BEGIN Recorded data

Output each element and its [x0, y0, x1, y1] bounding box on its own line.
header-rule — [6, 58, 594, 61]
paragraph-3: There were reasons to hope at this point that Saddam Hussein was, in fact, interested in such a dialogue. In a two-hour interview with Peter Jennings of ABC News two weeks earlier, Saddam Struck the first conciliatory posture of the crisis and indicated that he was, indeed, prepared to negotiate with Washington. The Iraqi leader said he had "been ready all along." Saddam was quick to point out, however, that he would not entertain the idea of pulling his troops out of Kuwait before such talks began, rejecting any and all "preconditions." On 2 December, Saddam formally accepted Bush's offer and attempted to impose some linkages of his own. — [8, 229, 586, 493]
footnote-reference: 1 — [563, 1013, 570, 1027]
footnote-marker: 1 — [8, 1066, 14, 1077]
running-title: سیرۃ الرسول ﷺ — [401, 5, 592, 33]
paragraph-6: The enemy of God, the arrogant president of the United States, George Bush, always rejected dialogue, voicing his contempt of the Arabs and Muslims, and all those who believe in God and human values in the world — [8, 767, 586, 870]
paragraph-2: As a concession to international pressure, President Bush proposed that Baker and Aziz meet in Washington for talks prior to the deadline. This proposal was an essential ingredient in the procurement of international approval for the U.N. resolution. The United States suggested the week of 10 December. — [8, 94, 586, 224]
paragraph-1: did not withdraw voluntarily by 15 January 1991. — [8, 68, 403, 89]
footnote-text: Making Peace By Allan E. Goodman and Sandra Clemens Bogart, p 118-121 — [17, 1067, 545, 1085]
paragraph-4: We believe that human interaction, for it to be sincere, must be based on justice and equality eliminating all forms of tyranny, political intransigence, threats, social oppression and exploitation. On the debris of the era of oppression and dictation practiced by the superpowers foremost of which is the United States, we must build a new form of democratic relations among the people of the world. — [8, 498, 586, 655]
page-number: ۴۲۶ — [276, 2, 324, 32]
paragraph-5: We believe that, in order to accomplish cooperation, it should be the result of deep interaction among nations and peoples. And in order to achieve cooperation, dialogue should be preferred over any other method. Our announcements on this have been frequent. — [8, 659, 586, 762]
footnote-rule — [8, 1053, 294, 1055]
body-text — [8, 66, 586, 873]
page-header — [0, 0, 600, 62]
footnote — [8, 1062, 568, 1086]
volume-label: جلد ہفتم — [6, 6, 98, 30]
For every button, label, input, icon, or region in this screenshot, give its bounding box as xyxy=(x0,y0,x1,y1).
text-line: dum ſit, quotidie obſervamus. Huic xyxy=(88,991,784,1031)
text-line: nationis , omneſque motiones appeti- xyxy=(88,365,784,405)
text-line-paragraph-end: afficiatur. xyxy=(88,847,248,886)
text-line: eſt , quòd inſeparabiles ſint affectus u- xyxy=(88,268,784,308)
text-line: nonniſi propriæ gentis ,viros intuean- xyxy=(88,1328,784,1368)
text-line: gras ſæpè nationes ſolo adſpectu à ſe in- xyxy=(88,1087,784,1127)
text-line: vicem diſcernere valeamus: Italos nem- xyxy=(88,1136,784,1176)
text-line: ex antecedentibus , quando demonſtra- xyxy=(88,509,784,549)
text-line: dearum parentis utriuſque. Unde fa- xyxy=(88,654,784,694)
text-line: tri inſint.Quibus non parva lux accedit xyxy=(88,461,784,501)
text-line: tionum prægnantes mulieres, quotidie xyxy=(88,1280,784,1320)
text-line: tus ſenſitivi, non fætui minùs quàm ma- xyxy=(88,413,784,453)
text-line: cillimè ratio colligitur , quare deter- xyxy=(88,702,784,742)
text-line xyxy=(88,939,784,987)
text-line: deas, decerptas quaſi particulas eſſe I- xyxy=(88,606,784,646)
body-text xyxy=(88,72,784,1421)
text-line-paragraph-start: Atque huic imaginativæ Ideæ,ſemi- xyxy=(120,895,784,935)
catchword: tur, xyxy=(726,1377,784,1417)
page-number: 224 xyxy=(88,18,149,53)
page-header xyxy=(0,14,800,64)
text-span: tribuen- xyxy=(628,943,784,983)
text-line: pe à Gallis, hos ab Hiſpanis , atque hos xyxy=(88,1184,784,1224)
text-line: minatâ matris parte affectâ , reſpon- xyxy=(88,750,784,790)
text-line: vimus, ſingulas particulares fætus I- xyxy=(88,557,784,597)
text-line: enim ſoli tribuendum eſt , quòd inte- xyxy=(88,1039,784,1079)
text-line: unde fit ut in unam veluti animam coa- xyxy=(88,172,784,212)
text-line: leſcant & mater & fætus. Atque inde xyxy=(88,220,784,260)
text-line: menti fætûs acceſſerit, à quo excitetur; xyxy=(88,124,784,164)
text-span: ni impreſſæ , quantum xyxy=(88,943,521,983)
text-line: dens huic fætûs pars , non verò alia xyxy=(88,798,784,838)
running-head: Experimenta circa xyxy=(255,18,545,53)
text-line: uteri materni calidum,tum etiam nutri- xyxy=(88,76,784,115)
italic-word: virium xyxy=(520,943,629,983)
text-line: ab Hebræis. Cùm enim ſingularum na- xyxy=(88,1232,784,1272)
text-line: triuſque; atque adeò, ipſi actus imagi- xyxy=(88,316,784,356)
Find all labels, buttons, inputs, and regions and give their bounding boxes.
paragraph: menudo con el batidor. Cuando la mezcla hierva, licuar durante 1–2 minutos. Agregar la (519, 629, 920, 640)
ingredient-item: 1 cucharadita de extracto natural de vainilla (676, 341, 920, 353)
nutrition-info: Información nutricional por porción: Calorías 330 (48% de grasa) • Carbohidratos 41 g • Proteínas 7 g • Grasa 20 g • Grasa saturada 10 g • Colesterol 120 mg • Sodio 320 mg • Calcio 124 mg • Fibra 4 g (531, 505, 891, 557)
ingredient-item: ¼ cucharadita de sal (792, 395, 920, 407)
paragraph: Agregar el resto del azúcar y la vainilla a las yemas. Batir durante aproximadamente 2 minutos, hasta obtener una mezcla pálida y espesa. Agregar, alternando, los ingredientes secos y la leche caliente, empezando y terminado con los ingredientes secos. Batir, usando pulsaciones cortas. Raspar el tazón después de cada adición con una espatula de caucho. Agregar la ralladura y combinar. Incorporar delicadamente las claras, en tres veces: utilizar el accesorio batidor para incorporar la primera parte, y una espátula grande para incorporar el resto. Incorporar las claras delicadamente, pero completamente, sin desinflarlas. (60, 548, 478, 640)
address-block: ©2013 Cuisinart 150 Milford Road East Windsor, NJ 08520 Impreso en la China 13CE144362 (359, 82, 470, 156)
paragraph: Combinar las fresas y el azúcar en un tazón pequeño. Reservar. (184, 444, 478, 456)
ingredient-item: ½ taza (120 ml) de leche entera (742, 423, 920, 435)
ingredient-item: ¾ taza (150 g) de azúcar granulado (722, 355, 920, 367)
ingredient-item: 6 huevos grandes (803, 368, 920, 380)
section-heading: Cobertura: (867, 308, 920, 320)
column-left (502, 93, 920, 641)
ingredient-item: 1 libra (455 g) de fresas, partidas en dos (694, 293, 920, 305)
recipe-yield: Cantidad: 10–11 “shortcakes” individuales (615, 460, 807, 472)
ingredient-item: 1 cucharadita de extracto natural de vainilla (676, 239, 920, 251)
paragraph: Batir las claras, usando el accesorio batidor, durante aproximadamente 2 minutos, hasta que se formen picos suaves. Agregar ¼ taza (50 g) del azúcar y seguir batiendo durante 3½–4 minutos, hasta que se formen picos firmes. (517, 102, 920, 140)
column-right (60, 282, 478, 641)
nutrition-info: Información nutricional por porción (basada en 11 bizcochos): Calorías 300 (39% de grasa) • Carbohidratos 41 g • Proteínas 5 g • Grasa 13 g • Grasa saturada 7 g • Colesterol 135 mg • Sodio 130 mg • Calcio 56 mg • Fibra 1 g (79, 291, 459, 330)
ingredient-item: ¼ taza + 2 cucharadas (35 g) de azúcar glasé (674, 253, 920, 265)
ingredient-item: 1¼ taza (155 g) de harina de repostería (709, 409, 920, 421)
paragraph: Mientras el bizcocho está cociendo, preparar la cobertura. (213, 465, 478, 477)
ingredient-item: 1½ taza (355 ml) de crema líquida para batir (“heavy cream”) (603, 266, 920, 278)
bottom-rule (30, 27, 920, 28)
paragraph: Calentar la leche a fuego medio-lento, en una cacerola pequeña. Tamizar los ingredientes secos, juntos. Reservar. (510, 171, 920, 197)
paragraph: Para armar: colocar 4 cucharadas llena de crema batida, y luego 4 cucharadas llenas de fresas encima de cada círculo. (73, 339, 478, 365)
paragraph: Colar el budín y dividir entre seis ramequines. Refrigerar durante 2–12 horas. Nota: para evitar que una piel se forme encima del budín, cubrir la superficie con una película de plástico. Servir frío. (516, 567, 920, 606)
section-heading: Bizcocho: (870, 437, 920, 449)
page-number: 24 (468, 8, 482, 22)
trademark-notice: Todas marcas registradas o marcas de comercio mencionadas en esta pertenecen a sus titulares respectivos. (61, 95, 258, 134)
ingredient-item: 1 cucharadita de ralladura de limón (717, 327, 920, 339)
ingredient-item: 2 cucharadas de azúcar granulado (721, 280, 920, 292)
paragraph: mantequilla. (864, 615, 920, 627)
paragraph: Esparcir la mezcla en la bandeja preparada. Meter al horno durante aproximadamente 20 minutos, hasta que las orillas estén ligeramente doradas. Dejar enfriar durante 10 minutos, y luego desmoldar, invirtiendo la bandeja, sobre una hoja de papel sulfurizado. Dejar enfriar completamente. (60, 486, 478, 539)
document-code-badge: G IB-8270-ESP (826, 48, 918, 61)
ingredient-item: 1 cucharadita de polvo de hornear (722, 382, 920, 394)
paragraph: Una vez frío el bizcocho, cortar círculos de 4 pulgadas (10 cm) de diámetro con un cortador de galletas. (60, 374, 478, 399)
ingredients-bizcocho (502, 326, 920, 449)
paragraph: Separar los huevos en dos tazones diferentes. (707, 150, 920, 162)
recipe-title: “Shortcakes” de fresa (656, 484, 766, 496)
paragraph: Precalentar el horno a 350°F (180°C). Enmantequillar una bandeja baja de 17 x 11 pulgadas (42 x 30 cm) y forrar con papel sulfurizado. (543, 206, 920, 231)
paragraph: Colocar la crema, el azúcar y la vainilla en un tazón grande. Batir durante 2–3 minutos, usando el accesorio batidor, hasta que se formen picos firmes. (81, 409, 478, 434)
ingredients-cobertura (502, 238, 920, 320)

END Recorded data

## Written task
Return every line of the items above that contains the string "Calcio".

## Task result
nutrition-info: Información nutricional por porción: Calorías 330 (48% de grasa) • Carbohidratos 41 g • Proteínas 7 g • Grasa 20 g • Grasa saturada 10 g • Colesterol 120 mg • Sodio 320 mg • Calcio 124 mg • Fibra 4 g (531, 505, 891, 557)
nutrition-info: Información nutricional por porción (basada en 11 bizcochos): Calorías 300 (39% de grasa) • Carbohidratos 41 g • Proteínas 5 g • Grasa 13 g • Grasa saturada 7 g • Colesterol 135 mg • Sodio 130 mg • Calcio 56 mg • Fibra 1 g (79, 291, 459, 330)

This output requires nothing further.